- [What the task requires]:
Exactly reproduce the lines from the line containing "Output the underlying" to the end of the data below, inclusive, and nothing else.

▶

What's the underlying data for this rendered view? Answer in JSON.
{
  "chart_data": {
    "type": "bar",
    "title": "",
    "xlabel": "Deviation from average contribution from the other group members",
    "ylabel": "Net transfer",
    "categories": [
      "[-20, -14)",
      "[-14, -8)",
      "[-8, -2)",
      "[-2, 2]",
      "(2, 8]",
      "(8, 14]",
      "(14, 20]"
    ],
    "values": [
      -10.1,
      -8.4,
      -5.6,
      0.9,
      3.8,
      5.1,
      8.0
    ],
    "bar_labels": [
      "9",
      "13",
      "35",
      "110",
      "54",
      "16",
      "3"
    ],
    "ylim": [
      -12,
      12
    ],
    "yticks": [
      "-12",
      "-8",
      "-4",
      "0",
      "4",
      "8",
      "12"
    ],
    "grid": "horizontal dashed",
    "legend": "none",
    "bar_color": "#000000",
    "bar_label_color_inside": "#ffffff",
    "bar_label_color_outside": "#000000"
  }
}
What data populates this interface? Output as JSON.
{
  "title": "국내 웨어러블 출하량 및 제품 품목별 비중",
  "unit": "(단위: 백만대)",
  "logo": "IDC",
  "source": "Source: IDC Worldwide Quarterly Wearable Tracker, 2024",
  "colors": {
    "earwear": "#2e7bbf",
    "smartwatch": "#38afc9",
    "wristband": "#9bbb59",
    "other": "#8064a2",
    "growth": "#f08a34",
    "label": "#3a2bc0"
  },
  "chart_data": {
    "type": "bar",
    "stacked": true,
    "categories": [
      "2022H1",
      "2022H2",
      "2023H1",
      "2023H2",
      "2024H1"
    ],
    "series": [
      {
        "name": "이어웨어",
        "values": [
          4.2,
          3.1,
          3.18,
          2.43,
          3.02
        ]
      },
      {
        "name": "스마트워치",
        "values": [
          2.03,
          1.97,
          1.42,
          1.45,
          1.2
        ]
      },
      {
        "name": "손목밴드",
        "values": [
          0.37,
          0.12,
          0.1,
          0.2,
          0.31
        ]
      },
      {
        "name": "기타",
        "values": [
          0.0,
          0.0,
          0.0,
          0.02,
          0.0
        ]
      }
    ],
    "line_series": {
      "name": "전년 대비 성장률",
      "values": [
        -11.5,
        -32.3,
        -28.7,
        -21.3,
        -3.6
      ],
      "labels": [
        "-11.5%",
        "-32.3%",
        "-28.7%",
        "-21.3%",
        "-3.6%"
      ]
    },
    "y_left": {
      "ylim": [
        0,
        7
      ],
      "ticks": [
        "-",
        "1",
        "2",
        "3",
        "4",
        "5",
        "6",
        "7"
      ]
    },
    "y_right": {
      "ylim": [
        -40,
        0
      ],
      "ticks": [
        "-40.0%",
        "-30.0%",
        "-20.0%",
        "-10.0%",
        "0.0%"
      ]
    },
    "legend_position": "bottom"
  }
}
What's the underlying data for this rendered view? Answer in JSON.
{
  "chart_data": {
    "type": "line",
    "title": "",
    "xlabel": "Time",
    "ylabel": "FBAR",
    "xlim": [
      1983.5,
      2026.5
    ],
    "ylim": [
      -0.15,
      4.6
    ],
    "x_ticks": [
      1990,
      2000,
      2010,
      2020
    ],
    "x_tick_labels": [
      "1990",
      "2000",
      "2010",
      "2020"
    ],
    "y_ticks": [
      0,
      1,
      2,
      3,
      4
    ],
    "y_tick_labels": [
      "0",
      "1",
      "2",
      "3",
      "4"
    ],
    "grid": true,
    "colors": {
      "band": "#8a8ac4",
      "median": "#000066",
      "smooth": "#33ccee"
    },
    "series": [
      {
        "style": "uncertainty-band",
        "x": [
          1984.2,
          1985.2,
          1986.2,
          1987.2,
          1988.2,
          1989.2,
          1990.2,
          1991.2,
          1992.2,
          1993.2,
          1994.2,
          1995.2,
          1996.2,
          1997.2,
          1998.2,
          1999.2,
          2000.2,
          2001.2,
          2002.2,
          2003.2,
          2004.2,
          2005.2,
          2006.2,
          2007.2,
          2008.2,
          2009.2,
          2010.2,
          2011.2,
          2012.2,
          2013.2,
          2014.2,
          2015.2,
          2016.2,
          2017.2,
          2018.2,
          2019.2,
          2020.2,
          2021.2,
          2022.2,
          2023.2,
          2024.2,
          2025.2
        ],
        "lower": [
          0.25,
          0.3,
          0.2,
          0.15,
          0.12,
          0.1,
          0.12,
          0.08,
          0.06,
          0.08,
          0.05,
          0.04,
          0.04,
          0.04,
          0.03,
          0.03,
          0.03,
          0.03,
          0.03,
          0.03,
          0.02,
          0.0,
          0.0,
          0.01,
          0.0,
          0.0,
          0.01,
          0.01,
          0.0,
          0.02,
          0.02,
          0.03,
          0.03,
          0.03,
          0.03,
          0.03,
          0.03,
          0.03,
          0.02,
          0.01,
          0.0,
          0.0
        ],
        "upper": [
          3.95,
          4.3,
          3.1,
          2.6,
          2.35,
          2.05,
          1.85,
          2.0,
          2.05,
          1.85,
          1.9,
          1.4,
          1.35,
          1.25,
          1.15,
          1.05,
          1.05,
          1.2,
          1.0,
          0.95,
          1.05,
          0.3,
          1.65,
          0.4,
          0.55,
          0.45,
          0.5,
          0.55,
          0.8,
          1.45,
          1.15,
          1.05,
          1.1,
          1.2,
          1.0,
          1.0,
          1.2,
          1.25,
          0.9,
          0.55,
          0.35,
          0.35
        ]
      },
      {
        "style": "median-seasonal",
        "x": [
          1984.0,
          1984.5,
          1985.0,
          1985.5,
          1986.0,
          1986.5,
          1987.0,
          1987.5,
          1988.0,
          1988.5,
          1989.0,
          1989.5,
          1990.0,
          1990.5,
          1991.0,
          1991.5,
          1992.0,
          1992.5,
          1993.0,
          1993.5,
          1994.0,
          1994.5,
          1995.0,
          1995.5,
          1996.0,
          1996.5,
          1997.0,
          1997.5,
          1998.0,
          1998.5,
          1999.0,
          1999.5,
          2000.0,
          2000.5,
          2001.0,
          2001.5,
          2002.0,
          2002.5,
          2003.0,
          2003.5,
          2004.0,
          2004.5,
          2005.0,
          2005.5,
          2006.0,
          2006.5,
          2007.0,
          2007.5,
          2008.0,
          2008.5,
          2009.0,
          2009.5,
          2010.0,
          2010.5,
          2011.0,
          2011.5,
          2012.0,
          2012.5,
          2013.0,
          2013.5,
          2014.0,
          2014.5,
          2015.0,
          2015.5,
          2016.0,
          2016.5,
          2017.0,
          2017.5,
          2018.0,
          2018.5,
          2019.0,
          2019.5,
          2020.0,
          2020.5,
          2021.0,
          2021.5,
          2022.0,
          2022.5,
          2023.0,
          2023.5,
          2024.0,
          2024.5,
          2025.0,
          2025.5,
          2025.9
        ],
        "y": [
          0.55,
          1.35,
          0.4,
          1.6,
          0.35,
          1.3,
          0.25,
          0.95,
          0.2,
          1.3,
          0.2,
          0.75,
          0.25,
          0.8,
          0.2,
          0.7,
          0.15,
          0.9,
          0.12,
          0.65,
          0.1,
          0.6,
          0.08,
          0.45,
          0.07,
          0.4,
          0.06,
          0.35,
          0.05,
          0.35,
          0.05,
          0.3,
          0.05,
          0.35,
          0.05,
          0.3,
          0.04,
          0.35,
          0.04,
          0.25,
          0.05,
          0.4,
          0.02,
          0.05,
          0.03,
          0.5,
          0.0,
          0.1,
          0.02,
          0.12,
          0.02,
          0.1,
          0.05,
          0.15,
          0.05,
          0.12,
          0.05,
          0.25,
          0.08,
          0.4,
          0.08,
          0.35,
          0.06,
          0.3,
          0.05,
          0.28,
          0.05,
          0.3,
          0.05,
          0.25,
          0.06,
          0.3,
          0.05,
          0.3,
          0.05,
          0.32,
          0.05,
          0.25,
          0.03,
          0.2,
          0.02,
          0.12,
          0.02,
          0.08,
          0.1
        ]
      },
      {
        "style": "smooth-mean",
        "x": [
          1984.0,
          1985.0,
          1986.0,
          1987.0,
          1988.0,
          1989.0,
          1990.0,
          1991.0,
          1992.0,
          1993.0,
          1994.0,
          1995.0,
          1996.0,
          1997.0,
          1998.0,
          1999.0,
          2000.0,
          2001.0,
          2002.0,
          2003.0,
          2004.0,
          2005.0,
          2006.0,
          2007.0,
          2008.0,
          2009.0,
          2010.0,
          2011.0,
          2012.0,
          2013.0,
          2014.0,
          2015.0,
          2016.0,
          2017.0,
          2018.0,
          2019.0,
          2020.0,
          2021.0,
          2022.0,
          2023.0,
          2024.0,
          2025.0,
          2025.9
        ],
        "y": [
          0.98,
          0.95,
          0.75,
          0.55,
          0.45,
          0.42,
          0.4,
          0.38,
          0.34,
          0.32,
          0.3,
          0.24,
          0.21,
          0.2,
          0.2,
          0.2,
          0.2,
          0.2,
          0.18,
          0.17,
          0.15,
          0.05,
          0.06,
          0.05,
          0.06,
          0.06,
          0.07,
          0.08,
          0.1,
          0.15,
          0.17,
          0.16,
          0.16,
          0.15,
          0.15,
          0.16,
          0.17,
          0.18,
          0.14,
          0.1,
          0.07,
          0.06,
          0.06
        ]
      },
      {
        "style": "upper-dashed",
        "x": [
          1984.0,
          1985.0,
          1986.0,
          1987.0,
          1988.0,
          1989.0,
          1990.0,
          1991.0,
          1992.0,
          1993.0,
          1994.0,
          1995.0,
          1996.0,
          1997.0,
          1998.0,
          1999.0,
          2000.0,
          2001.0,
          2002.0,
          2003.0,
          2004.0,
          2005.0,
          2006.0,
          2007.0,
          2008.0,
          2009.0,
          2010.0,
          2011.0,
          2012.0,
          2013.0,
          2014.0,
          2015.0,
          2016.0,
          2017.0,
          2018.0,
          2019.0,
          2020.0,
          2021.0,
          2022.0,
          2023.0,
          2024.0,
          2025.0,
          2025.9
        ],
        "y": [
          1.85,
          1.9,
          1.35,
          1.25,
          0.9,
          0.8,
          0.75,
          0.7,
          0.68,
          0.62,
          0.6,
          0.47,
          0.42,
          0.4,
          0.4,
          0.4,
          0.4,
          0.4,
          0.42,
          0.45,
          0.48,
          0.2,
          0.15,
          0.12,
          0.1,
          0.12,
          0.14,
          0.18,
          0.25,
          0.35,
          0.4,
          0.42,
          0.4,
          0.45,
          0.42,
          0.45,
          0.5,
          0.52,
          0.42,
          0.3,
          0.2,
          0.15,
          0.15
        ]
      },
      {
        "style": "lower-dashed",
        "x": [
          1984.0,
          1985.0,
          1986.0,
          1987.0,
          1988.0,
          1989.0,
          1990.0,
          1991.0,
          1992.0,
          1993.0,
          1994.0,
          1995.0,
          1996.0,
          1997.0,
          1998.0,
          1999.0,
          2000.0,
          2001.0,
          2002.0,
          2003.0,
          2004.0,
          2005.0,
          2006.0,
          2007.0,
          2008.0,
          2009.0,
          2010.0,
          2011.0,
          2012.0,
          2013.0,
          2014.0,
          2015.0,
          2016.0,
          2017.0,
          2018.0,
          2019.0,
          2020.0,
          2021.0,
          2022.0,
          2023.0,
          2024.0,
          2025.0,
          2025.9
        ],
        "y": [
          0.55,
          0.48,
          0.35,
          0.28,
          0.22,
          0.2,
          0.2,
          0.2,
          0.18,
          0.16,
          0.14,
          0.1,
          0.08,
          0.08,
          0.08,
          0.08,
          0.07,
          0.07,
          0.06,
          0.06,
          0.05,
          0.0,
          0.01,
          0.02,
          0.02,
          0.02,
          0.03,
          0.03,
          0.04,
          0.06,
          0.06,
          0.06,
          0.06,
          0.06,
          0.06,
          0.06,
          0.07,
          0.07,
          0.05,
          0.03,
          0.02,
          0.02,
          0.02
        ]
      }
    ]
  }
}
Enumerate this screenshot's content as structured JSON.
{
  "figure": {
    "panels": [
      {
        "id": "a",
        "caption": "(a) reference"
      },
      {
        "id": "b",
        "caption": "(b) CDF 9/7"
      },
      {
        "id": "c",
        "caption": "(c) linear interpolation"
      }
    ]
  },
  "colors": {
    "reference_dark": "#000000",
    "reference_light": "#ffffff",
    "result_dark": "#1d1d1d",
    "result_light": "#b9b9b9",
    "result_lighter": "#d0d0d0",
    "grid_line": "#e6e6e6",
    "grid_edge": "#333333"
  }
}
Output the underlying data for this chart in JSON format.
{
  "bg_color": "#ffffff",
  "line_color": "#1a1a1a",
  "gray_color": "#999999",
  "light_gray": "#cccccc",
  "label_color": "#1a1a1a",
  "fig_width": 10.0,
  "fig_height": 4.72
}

◀

- [Written solution]:
Output the underlying data for this chart in JSON format.
{
  "bg_color": "#ffffff",
  "line_color": "#1a1a1a",
  "gray_color": "#999999",
  "light_gray": "#cccccc",
  "label_color": "#1a1a1a",
  "fig_width": 10.0,
  "fig_height": 4.72
}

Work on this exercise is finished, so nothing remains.